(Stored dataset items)
= = =

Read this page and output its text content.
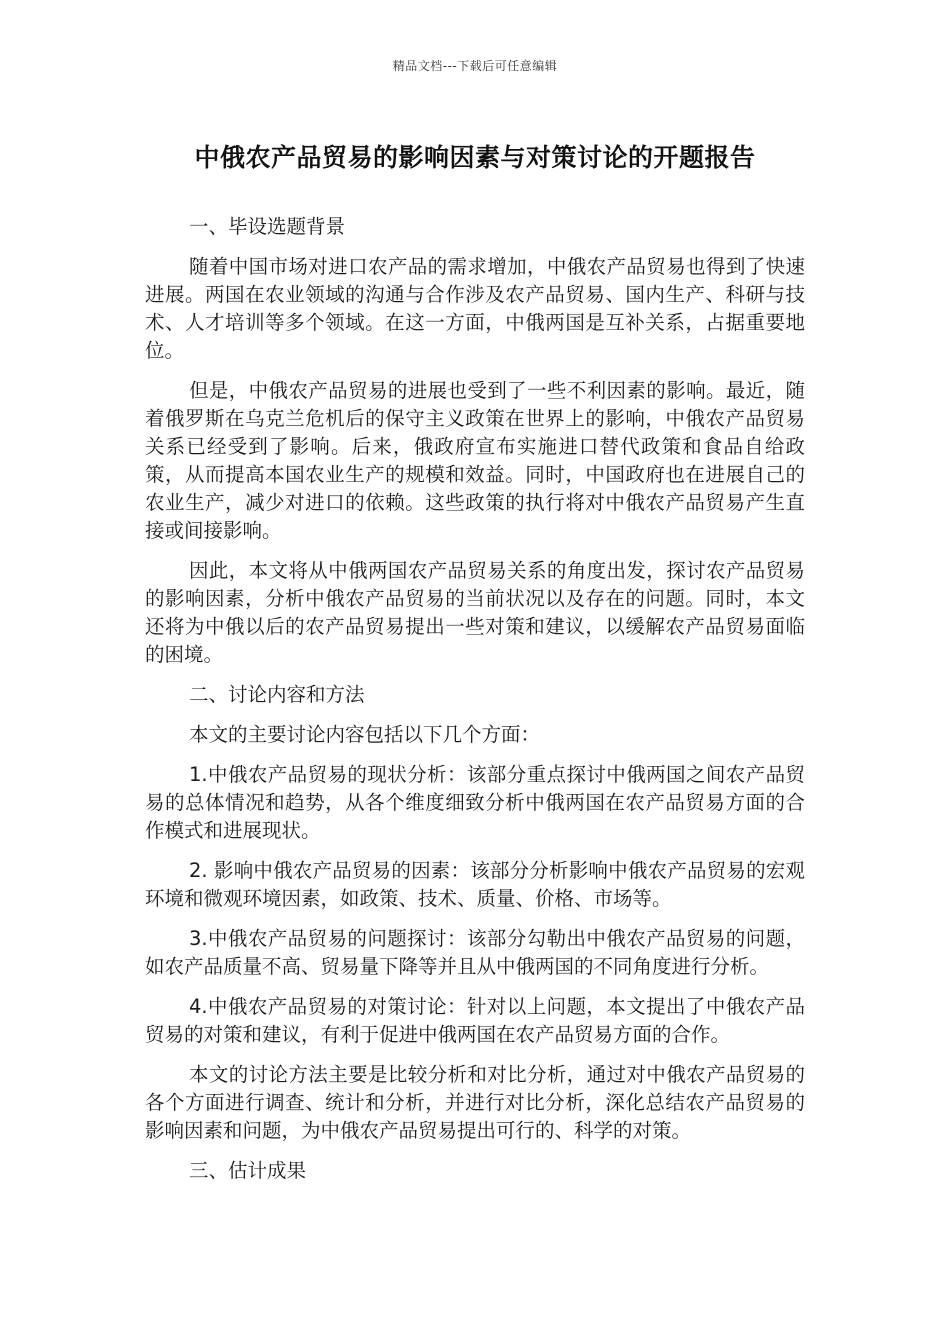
精品文档---下载后可任意编辑
中俄农产品贸易的影响因素与对策讨论的开题报告

一、毕设选题背景

随着中国市场对进口农产品的需求增加，中俄农产品贸易也得到了快速进展。两国在农业领域的沟通与合作涉及农产品贸易、国内生产、科研与技术、人才培训等多个领域。在这一方面，中俄两国是互补关系，占据重要地位。

但是，中俄农产品贸易的进展也受到了一些不利因素的影响。最近，随着俄罗斯在乌克兰危机后的保守主义政策在世界上的影响，中俄农产品贸易关系已经受到了影响。后来，俄政府宣布实施进口替代政策和食品自给政策，从而提高本国农业生产的规模和效益。同时，中国政府也在进展自己的农业生产，减少对进口的依赖。这些政策的执行将对中俄农产品贸易产生直接或间接影响。

因此，本文将从中俄两国农产品贸易关系的角度出发，探讨农产品贸易的影响因素，分析中俄农产品贸易的当前状况以及存在的问题。同时，本文还将为中俄以后的农产品贸易提出一些对策和建议，以缓解农产品贸易面临的困境。

二、讨论内容和方法

本文的主要讨论内容包括以下几个方面：

1.中俄农产品贸易的现状分析：该部分重点探讨中俄两国之间农产品贸易的总体情况和趋势，从各个维度细致分析中俄两国在农产品贸易方面的合作模式和进展现状。

2. 影响中俄农产品贸易的因素：该部分分析影响中俄农产品贸易的宏观环境和微观环境因素，如政策、技术、质量、价格、市场等。

3.中俄农产品贸易的问题探讨：该部分勾勒出中俄农产品贸易的问题，如农产品质量不高、贸易量下降等并且从中俄两国的不同角度进行分析。

4.中俄农产品贸易的对策讨论：针对以上问题，本文提出了中俄农产品贸易的对策和建议，有利于促进中俄两国在农产品贸易方面的合作。

本文的讨论方法主要是比较分析和对比分析，通过对中俄农产品贸易的各个方面进行调查、统计和分析，并进行对比分析，深化总结农产品贸易的影响因素和问题，为中俄农产品贸易提出可行的、科学的对策。

三、估计成果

= = =

Go through the entries above and print each one exactly, minus the pictures.

Read this page and output its text content.
精品文档---下载后可任意编辑
中俄农产品贸易的影响因素与对策讨论的开题报告

一、毕设选题背景

随着中国市场对进口农产品的需求增加，中俄农产品贸易也得到了快速进展。两国在农业领域的沟通与合作涉及农产品贸易、国内生产、科研与技术、人才培训等多个领域。在这一方面，中俄两国是互补关系，占据重要地位。

但是，中俄农产品贸易的进展也受到了一些不利因素的影响。最近，随着俄罗斯在乌克兰危机后的保守主义政策在世界上的影响，中俄农产品贸易关系已经受到了影响。后来，俄政府宣布实施进口替代政策和食品自给政策，从而提高本国农业生产的规模和效益。同时，中国政府也在进展自己的农业生产，减少对进口的依赖。这些政策的执行将对中俄农产品贸易产生直接或间接影响。

因此，本文将从中俄两国农产品贸易关系的角度出发，探讨农产品贸易的影响因素，分析中俄农产品贸易的当前状况以及存在的问题。同时，本文还将为中俄以后的农产品贸易提出一些对策和建议，以缓解农产品贸易面临的困境。

二、讨论内容和方法

本文的主要讨论内容包括以下几个方面：

1.中俄农产品贸易的现状分析：该部分重点探讨中俄两国之间农产品贸易的总体情况和趋势，从各个维度细致分析中俄两国在农产品贸易方面的合作模式和进展现状。

2. 影响中俄农产品贸易的因素：该部分分析影响中俄农产品贸易的宏观环境和微观环境因素，如政策、技术、质量、价格、市场等。

3.中俄农产品贸易的问题探讨：该部分勾勒出中俄农产品贸易的问题，如农产品质量不高、贸易量下降等并且从中俄两国的不同角度进行分析。

4.中俄农产品贸易的对策讨论：针对以上问题，本文提出了中俄农产品贸易的对策和建议，有利于促进中俄两国在农产品贸易方面的合作。

本文的讨论方法主要是比较分析和对比分析，通过对中俄农产品贸易的各个方面进行调查、统计和分析，并进行对比分析，深化总结农产品贸易的影响因素和问题，为中俄农产品贸易提出可行的、科学的对策。

三、估计成果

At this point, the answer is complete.